Your goal >>
Output each entry verbatim and exclude every picture from it.

[Start of Data to use]

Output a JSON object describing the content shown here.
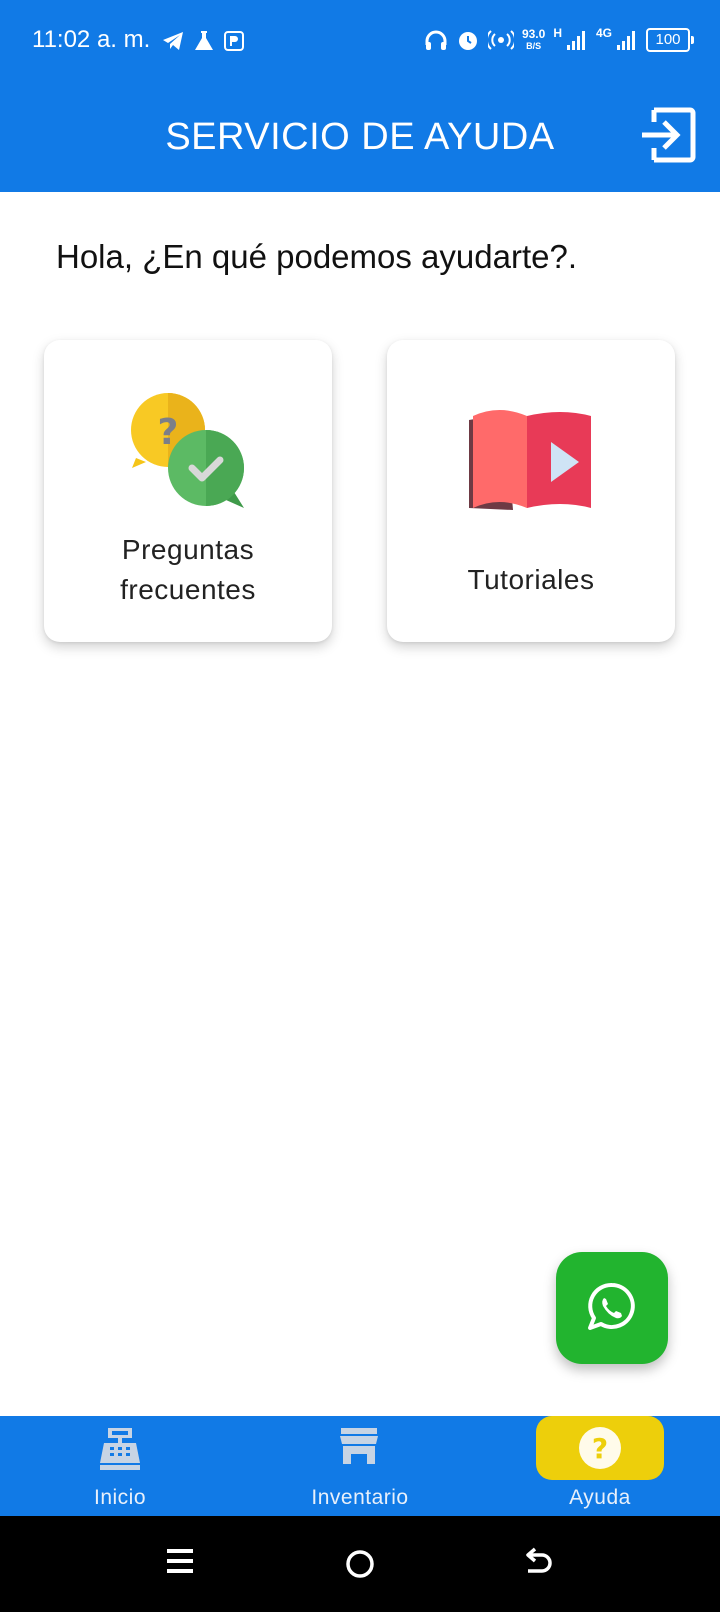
{
  "status_bar": {
    "time": "11:02 a. m.",
    "speed_value": "93.0",
    "speed_unit": "B/S",
    "network_h": "H",
    "network_4g": "4G",
    "battery": "100"
  },
  "header": {
    "title": "SERVICIO DE AYUDA",
    "logout_icon": "logout-icon"
  },
  "greeting": "Hola, ¿En qué podemos ayudarte?.",
  "cards": {
    "faq": {
      "label_line1": "Preguntas",
      "label_line2": "frecuentes",
      "icon": "faq-chat-icon"
    },
    "tutorials": {
      "label": "Tutoriales",
      "icon": "video-book-icon"
    }
  },
  "fab": {
    "icon": "whatsapp-icon"
  },
  "bottom_nav": {
    "items": [
      {
        "label": "Inicio",
        "icon": "cash-register-icon"
      },
      {
        "label": "Inventario",
        "icon": "store-icon"
      },
      {
        "label": "Ayuda",
        "icon": "help-icon",
        "active": true
      }
    ]
  },
  "colors": {
    "primary": "#117ae6",
    "active_pill": "#edcf0b",
    "whatsapp": "#22b42f"
  }
}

[End of Data to use]

Written solution >>
Output a JSON object describing the content shown here.
{
  "status_bar": {
    "time": "11:02 a. m.",
    "speed_value": "93.0",
    "speed_unit": "B/S",
    "network_h": "H",
    "network_4g": "4G",
    "battery": "100"
  },
  "header": {
    "title": "SERVICIO DE AYUDA",
    "logout_icon": "logout-icon"
  },
  "greeting": "Hola, ¿En qué podemos ayudarte?.",
  "cards": {
    "faq": {
      "label_line1": "Preguntas",
      "label_line2": "frecuentes",
      "icon": "faq-chat-icon"
    },
    "tutorials": {
      "label": "Tutoriales",
      "icon": "video-book-icon"
    }
  },
  "fab": {
    "icon": "whatsapp-icon"
  },
  "bottom_nav": {
    "items": [
      {
        "label": "Inicio",
        "icon": "cash-register-icon"
      },
      {
        "label": "Inventario",
        "icon": "store-icon"
      },
      {
        "label": "Ayuda",
        "icon": "help-icon",
        "active": true
      }
    ]
  },
  "colors": {
    "primary": "#117ae6",
    "active_pill": "#edcf0b",
    "whatsapp": "#22b42f"
  }
}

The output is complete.